Set problem:
Produce an exact copy of all the records.

[Records]
_ _ _ _ _ _ _

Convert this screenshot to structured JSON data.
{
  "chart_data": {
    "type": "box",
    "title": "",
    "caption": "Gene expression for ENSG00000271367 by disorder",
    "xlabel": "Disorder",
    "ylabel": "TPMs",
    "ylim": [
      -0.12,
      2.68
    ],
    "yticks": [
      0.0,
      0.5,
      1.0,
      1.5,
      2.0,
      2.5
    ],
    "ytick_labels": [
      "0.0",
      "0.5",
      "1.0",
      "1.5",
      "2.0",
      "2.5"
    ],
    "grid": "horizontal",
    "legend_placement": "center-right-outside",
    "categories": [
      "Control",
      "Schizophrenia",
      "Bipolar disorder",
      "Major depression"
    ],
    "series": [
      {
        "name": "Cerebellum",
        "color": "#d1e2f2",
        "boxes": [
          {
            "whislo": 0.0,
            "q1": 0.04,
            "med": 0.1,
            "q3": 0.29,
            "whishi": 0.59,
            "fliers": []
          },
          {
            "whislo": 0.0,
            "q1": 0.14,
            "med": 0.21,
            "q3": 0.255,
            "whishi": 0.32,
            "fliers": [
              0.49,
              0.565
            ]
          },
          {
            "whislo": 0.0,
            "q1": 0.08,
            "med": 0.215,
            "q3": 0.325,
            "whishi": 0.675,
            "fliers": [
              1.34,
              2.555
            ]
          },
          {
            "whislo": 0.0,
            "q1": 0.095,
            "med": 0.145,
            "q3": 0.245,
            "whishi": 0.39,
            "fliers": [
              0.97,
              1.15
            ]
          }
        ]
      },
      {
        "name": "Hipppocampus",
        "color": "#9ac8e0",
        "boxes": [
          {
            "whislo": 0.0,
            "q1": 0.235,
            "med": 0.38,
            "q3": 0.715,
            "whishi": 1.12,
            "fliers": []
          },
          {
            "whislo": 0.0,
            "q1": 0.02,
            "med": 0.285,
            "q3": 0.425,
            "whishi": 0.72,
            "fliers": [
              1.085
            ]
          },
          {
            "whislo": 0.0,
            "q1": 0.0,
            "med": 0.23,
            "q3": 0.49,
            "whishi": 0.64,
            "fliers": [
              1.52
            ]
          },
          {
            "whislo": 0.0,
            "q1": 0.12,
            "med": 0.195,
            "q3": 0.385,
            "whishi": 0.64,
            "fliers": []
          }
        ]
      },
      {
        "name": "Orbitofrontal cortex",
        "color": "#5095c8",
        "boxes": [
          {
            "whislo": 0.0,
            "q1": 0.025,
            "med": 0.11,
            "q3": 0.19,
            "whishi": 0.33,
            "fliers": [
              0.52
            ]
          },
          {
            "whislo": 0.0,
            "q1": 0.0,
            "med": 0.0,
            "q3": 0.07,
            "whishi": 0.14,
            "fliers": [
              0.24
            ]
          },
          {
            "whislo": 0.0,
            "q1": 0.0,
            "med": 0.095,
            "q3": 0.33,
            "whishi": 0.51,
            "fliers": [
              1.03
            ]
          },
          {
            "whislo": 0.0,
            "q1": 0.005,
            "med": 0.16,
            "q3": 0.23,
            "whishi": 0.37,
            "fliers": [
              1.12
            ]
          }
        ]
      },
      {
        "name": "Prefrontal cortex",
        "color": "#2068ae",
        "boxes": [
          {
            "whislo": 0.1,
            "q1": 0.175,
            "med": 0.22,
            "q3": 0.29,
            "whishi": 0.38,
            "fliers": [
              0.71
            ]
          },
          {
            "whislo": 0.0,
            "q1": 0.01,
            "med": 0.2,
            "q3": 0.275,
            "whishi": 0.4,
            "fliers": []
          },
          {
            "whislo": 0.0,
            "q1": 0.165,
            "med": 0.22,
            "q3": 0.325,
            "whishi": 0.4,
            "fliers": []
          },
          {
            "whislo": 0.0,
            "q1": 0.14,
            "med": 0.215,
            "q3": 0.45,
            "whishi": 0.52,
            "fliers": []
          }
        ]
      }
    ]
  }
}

_ _ _ _ _ _ _

Exercise output:
Convert this screenshot to structured JSON data.
{
  "chart_data": {
    "type": "box",
    "title": "",
    "caption": "Gene expression for ENSG00000271367 by disorder",
    "xlabel": "Disorder",
    "ylabel": "TPMs",
    "ylim": [
      -0.12,
      2.68
    ],
    "yticks": [
      0.0,
      0.5,
      1.0,
      1.5,
      2.0,
      2.5
    ],
    "ytick_labels": [
      "0.0",
      "0.5",
      "1.0",
      "1.5",
      "2.0",
      "2.5"
    ],
    "grid": "horizontal",
    "legend_placement": "center-right-outside",
    "categories": [
      "Control",
      "Schizophrenia",
      "Bipolar disorder",
      "Major depression"
    ],
    "series": [
      {
        "name": "Cerebellum",
        "color": "#d1e2f2",
        "boxes": [
          {
            "whislo": 0.0,
            "q1": 0.04,
            "med": 0.1,
            "q3": 0.29,
            "whishi": 0.59,
            "fliers": []
          },
          {
            "whislo": 0.0,
            "q1": 0.14,
            "med": 0.21,
            "q3": 0.255,
            "whishi": 0.32,
            "fliers": [
              0.49,
              0.565
            ]
          },
          {
            "whislo": 0.0,
            "q1": 0.08,
            "med": 0.215,
            "q3": 0.325,
            "whishi": 0.675,
            "fliers": [
              1.34,
              2.555
            ]
          },
          {
            "whislo": 0.0,
            "q1": 0.095,
            "med": 0.145,
            "q3": 0.245,
            "whishi": 0.39,
            "fliers": [
              0.97,
              1.15
            ]
          }
        ]
      },
      {
        "name": "Hipppocampus",
        "color": "#9ac8e0",
        "boxes": [
          {
            "whislo": 0.0,
            "q1": 0.235,
            "med": 0.38,
            "q3": 0.715,
            "whishi": 1.12,
            "fliers": []
          },
          {
            "whislo": 0.0,
            "q1": 0.02,
            "med": 0.285,
            "q3": 0.425,
            "whishi": 0.72,
            "fliers": [
              1.085
            ]
          },
          {
            "whislo": 0.0,
            "q1": 0.0,
            "med": 0.23,
            "q3": 0.49,
            "whishi": 0.64,
            "fliers": [
              1.52
            ]
          },
          {
            "whislo": 0.0,
            "q1": 0.12,
            "med": 0.195,
            "q3": 0.385,
            "whishi": 0.64,
            "fliers": []
          }
        ]
      },
      {
        "name": "Orbitofrontal cortex",
        "color": "#5095c8",
        "boxes": [
          {
            "whislo": 0.0,
            "q1": 0.025,
            "med": 0.11,
            "q3": 0.19,
            "whishi": 0.33,
            "fliers": [
              0.52
            ]
          },
          {
            "whislo": 0.0,
            "q1": 0.0,
            "med": 0.0,
            "q3": 0.07,
            "whishi": 0.14,
            "fliers": [
              0.24
            ]
          },
          {
            "whislo": 0.0,
            "q1": 0.0,
            "med": 0.095,
            "q3": 0.33,
            "whishi": 0.51,
            "fliers": [
              1.03
            ]
          },
          {
            "whislo": 0.0,
            "q1": 0.005,
            "med": 0.16,
            "q3": 0.23,
            "whishi": 0.37,
            "fliers": [
              1.12
            ]
          }
        ]
      },
      {
        "name": "Prefrontal cortex",
        "color": "#2068ae",
        "boxes": [
          {
            "whislo": 0.1,
            "q1": 0.175,
            "med": 0.22,
            "q3": 0.29,
            "whishi": 0.38,
            "fliers": [
              0.71
            ]
          },
          {
            "whislo": 0.0,
            "q1": 0.01,
            "med": 0.2,
            "q3": 0.275,
            "whishi": 0.4,
            "fliers": []
          },
          {
            "whislo": 0.0,
            "q1": 0.165,
            "med": 0.22,
            "q3": 0.325,
            "whishi": 0.4,
            "fliers": []
          },
          {
            "whislo": 0.0,
            "q1": 0.14,
            "med": 0.215,
            "q3": 0.45,
            "whishi": 0.52,
            "fliers": []
          }
        ]
      }
    ]
  }
}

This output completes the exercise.